[[ Document excerpt, beginning ]]
By Kaleigh Alessandro | Thursday, July 13th, 2017

This article first appeared on Hedgeweek as part of their 'Cybersecurity in Europe 2017' Special Report. 

According to the PhishMe 2016 Q3 Malware Review, the proportion of phishing emails containing ransomware grew to 97.25 per cent in Q3 last year. This is a threat that is becoming more sophisticated, and more targeted. Not only that, but the frequency of attacks is at an all-time high. 

"As people become better aware of what a phishing attack is, so the sophistication of attacks targeting individuals and organisations becomes greater," says Dean Hill, Executive Director, Eze Castle Integration. Eze Managed Phishing and Training

This is also being driven by continued investments in technology, making it harder for hackers to breach organisations. There is, in effect, an arms race between organisations and hackers, each trying to stay one step ahead of the other. 

Stephen Banda is Senior Product Manager at Eze Castle Integration. Discussing the more targeted nature of phishing attacks, he says: "They are doing a really good job of mimicking an email that might genuinely have come from the CEO. It's difficult for the recipient to discern this unless they really take care to look at the email signature – is there a 1 being used instead of an I, for example, in the person's email name?"

To help firms deal with the ongoing phishing threat, Eze Castle Integration provides an effective solution which it refers to as Eze Managed Phishing & Training. These are basically phishing simulations designed to test employees' susceptibility to phishing. 

"We will send emails to clients that look very similar to their day-to-day works emails. We have a huge library of phishing campaigns and we have the ability to customise them based on input from our clients," confirms Banda.

In those emails, Eze Castle Integration will ask the recipient to click a link, download an attachment, or fill out log in credentials. Whatever the prompt might be, the aim is to trick them into falling for it. The minute they click on a link, for example, they've failed the exercise.
[[ Document excerpt, end ]]
● **Task A**:
Rewrite the paragraph of the phishing article that begins "According to the PhishMe 2016 Q3 Malware Review" as a short bulleted list that keeps its main facts.
● **Task B**:
In the phishing article, what three actions does Eze Castle Integration ask recipients of its simulated phishing emails to take?
● **Task C**:
Go on with the phishing article from the end of its last sentence, in the same voice.
The records that follow come from a separate source and are unrelated to the phishing article.
[[ Data supplied, beginning ]]
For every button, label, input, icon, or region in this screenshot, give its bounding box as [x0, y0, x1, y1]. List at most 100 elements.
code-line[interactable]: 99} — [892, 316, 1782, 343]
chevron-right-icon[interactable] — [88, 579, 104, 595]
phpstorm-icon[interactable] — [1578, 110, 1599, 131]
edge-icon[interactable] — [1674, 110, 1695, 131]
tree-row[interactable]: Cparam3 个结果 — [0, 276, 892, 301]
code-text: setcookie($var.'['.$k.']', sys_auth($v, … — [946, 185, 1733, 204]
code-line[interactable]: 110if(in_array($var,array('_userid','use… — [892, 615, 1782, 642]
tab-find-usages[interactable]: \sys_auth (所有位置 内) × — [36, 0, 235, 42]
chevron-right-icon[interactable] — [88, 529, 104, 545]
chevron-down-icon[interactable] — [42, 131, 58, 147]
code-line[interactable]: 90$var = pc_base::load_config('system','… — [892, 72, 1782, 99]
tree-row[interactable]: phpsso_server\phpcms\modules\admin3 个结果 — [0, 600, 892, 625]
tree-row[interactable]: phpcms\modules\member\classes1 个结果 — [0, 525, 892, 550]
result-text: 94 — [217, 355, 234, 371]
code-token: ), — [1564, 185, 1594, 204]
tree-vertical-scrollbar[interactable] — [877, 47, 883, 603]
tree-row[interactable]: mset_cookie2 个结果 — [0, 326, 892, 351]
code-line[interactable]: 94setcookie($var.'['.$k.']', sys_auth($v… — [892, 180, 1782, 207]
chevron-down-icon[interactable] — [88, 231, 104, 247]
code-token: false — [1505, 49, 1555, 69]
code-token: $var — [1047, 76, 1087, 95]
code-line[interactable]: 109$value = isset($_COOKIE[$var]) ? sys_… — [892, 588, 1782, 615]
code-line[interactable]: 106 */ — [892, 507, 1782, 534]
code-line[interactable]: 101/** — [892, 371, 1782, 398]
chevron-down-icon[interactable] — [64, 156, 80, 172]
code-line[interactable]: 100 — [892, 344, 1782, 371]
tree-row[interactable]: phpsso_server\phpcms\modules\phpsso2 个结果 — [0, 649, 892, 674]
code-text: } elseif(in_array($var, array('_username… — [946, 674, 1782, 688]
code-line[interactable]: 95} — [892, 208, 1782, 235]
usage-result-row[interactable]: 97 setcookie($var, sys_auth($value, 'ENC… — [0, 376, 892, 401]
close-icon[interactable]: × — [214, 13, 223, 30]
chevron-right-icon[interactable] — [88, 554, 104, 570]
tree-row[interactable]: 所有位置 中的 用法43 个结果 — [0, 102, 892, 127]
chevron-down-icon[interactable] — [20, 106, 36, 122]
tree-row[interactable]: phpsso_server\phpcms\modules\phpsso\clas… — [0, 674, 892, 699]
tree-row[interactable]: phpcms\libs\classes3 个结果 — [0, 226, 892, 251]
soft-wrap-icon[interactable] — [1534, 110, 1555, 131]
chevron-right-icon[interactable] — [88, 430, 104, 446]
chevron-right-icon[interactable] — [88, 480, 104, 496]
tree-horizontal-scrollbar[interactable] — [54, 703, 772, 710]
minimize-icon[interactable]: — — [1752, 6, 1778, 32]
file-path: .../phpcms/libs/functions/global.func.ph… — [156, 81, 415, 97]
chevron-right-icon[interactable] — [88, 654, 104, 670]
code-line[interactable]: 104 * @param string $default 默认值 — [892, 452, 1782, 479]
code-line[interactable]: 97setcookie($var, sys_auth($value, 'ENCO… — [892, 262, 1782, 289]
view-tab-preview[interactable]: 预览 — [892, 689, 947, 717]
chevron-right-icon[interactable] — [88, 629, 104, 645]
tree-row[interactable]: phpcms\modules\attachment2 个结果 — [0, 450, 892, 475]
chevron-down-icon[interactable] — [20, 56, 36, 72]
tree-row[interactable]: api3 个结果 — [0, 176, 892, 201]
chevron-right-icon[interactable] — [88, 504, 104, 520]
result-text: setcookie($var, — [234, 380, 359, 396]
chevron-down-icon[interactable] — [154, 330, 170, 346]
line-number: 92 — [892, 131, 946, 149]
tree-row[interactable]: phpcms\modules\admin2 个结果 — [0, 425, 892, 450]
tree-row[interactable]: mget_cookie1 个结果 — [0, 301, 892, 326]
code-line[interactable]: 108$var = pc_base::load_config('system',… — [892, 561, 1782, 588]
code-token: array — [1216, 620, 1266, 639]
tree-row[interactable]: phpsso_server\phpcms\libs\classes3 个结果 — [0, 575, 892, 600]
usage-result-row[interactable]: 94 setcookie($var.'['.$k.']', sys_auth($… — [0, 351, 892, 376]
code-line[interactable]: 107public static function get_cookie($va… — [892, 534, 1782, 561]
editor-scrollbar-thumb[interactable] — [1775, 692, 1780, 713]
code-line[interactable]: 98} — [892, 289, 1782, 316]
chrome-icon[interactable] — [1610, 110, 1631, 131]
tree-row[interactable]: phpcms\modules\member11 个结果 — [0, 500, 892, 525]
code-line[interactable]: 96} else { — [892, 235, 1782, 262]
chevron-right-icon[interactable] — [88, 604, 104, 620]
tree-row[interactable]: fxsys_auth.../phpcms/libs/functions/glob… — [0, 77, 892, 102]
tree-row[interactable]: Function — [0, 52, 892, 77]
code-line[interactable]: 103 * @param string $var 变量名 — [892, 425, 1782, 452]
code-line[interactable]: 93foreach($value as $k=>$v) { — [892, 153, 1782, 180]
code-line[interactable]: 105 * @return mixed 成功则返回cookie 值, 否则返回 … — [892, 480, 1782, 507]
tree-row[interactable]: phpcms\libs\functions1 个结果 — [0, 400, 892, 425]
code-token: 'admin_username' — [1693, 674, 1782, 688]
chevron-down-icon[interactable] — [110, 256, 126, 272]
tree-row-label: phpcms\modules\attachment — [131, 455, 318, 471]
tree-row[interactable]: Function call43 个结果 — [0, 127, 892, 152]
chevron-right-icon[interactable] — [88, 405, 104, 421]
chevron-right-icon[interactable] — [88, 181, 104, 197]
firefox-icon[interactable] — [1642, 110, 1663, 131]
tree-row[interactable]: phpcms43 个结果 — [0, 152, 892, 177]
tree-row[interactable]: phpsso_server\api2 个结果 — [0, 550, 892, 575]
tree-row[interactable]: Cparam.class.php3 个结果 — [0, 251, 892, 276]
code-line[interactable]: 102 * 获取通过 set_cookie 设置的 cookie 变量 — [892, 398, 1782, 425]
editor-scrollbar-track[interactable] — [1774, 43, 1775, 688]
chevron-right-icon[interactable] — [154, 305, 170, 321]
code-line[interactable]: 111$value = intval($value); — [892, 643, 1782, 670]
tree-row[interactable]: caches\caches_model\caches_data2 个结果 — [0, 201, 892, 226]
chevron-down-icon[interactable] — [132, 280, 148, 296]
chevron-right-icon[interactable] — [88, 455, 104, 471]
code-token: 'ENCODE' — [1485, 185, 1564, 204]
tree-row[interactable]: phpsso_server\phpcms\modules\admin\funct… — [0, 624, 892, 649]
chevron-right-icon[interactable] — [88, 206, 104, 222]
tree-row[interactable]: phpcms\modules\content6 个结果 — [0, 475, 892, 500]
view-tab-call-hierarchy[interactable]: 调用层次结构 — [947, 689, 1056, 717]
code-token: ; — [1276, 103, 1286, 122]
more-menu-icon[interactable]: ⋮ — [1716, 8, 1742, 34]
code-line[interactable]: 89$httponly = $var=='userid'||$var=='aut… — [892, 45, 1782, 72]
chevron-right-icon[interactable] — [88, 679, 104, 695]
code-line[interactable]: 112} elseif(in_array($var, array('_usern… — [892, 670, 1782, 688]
[[ Data supplied, end ]]
● **Answer box A**:
- The PhishMe 2016 Q3 Malware Review found that 97.25 percent of phishing emails contained ransomware in Q3 of the previous year.
- The threat is growing more sophisticated and more targeted.
- Attacks are more frequent than ever before.

● **Answer box B**:
Click a link, download an attachment, or fill out login credentials.

● **Answer box C**:
"At that point they are presented with a learning page, which tells them it was a simulated phishing test and advises them on things to look out for in future, depending on the nature of the email," says Banda. 

This managed phishing service is proving invaluable to organisations as they look to develop internal best practices. The better trained staff are, the more likely they will respond to a phishing attack the right way, escalating it to their COO, or to their outsourced IT vendor.

"For each of the Eze Managed Phishing reports we produce, executives get a firm-wide view on how their employees are doing, what the overall level of awareness is, and the extent to which they are improving over time. 

"We also have an online training service that goes through some of the key concepts from a cybersecurity awareness standpoint, with an assessment at the end. This too can be tracked by the client," explains Banda.

Ultimately, concludes Hill, every incident response plan should have clear instructions on how to report a phishing email:

"What does it look? When did it happen? What were the contents of the email? Then, there needs to be a proper notification process within the firm – who do you go to when you've identified one of these emails? There has to be a verification path to determine what a potential phishing attack looks like."